What you will do:
- 1) In the essay about a favorite baseball photograph, which two teams does the photograph show playing?
- 2) Copy the rows from the start through the line containing "bar-category-label: LAUREZ MOREIRA", both ends included.

Given passage:

* start *

My Favorite Baseball Photograph (October 1994 | Volume: 45, Issue: 6)

My Favorite Baseball Photograph

AH article image

Authors: Ken Burns

Historic Era:

Historic Theme:

Subject:

October 1994 | Volume 45, Issue 6


Turn back to page 86 and you will be there as the local Dartmouth College nine plays Harvard on the green at Hanover, New Hampshire, in 1882.

Looking like an early plan for our national capital, this remarkable photograph is baseball for me —an intersection of community, time, location, and hope. I imagine the photographer sticking his bulky machine out the window of a college building to record this moment in much the same way a daydreaming student might be wafted out and down to the play going on a million miles from his classroom.

“It’s our game . . . America’s game,” Walt Whitman wrote. “It has the snap, go, fling of the American atmosphere; it belongs as much to our institutions, fits into them as significantly, as our Constitution’s laws; is just as important in the sum total of our historic life.”

I couldn’t agree more. The story of baseball is the story of our country. No other narrative, it seems to me, more accurately takes the measure of the complicated Republic that the Civil War defined than does this deceptively simple game.

* end *

Available records:
* start *

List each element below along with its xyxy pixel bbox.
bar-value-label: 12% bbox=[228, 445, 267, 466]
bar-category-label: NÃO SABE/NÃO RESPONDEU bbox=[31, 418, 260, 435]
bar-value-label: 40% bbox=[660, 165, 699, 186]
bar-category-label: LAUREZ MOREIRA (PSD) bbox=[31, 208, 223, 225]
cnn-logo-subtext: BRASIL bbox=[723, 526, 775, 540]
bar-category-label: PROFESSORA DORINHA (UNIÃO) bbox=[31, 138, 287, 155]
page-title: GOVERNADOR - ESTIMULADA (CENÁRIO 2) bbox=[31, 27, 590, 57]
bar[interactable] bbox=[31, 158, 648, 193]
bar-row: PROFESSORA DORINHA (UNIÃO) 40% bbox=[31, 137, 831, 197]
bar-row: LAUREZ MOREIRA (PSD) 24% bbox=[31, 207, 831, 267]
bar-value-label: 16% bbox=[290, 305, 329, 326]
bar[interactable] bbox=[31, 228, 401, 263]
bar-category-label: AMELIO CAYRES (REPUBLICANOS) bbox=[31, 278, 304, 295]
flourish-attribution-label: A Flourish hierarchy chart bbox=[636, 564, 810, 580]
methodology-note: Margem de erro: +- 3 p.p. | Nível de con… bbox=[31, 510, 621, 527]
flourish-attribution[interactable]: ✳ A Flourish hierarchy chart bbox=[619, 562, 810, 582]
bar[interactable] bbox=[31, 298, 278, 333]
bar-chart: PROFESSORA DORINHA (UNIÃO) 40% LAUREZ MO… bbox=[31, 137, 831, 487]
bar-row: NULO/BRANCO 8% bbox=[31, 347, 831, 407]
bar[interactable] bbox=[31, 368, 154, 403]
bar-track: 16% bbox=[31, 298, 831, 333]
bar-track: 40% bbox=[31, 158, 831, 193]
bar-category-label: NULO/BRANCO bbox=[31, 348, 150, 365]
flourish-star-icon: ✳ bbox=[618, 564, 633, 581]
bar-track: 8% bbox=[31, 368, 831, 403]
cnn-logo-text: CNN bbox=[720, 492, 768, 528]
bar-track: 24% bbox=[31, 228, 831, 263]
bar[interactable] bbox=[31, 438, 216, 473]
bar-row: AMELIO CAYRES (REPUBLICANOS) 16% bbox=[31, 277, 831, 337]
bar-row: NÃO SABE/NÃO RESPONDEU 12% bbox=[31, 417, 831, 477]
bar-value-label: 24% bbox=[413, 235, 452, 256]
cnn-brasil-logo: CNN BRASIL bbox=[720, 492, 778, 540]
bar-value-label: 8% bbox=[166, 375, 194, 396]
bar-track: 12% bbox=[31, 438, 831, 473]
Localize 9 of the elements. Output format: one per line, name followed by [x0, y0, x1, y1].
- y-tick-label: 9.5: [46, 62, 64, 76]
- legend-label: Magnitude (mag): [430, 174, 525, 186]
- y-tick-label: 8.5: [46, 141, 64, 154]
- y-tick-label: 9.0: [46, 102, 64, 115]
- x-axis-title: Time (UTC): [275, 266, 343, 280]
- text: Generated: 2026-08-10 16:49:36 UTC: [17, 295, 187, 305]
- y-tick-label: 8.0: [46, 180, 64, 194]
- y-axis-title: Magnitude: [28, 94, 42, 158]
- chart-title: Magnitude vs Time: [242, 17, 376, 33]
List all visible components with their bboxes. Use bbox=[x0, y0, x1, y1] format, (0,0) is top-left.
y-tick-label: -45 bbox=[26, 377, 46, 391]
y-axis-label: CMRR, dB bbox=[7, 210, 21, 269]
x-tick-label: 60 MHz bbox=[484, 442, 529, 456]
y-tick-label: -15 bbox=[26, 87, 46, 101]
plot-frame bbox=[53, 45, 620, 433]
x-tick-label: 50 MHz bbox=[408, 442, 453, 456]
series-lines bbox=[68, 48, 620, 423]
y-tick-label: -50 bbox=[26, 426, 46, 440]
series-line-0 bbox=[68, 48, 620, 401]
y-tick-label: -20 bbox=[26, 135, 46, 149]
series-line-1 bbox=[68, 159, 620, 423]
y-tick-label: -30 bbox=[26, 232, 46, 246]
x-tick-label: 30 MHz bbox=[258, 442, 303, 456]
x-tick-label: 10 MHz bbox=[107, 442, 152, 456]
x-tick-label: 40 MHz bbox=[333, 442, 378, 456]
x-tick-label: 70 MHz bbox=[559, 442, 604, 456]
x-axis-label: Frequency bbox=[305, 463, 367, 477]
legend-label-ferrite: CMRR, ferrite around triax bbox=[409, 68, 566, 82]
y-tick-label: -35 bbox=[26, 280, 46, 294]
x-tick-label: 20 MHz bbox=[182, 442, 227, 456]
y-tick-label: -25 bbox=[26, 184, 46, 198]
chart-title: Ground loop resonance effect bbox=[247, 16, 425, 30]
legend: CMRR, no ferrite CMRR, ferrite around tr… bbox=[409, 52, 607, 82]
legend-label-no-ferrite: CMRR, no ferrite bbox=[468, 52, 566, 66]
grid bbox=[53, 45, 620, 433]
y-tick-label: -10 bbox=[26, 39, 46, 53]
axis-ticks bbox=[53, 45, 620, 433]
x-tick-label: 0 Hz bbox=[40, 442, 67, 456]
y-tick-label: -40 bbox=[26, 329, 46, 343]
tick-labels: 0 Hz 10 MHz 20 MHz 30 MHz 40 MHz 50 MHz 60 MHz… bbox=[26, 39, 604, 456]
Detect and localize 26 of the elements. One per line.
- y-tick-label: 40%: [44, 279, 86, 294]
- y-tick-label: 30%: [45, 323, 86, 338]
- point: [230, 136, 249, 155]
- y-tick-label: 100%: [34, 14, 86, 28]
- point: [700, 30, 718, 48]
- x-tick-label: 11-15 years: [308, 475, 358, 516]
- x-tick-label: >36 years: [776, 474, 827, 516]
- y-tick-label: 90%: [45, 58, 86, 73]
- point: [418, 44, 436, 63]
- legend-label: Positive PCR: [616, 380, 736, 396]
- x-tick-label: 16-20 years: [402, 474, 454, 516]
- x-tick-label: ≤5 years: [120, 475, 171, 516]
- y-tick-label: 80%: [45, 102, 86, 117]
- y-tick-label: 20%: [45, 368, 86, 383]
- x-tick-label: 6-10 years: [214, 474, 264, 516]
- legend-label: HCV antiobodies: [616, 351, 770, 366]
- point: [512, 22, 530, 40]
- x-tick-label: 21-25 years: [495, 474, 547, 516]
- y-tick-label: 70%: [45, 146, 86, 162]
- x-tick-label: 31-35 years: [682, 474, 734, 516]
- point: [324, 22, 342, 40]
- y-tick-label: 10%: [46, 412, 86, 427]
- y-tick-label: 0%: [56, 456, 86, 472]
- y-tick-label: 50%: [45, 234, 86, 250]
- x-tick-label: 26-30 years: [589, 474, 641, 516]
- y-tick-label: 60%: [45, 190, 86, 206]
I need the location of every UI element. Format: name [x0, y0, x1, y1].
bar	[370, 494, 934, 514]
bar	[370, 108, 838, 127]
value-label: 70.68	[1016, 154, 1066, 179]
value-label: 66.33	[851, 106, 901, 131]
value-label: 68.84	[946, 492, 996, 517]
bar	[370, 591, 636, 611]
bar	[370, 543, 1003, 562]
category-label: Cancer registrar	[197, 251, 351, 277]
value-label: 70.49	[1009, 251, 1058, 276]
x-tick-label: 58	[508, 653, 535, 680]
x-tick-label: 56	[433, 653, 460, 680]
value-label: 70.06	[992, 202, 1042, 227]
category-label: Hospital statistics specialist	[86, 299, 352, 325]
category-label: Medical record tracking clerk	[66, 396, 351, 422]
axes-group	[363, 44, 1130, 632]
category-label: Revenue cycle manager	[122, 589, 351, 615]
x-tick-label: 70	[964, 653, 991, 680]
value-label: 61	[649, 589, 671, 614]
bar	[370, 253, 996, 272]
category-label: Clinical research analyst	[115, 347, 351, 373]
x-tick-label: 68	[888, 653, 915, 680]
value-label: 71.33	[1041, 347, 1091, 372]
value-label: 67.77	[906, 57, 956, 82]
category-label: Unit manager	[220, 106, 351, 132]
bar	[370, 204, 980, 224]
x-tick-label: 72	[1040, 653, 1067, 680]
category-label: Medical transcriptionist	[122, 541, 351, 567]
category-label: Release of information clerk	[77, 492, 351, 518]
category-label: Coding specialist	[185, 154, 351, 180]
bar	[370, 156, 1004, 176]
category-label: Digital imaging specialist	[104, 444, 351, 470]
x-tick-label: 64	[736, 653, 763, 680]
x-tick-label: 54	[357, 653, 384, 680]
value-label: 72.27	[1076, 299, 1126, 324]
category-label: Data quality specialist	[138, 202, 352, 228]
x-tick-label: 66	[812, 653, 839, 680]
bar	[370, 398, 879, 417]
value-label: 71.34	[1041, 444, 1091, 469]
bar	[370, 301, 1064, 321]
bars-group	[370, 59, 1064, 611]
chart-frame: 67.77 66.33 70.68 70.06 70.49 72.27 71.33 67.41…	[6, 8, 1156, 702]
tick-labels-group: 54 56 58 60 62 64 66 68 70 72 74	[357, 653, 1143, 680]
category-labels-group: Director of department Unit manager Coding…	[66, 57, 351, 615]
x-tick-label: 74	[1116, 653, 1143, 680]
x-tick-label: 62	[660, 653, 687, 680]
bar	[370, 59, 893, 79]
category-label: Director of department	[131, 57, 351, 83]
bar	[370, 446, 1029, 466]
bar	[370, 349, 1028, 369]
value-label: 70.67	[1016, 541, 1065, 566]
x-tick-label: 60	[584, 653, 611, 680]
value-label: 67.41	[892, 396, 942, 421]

* end *

List of solutions:
- 1) The Dartmouth College nine and Harvard.

- 2)
List each element below along with its xyxy pixel bbox.
bar-value-label: 12% bbox=[228, 445, 267, 466]
bar-category-label: NÃO SABE/NÃO RESPONDEU bbox=[31, 418, 260, 435]
bar-value-label: 40% bbox=[660, 165, 699, 186]
bar-category-label: LAUREZ MOREIRA (PSD) bbox=[31, 208, 223, 225]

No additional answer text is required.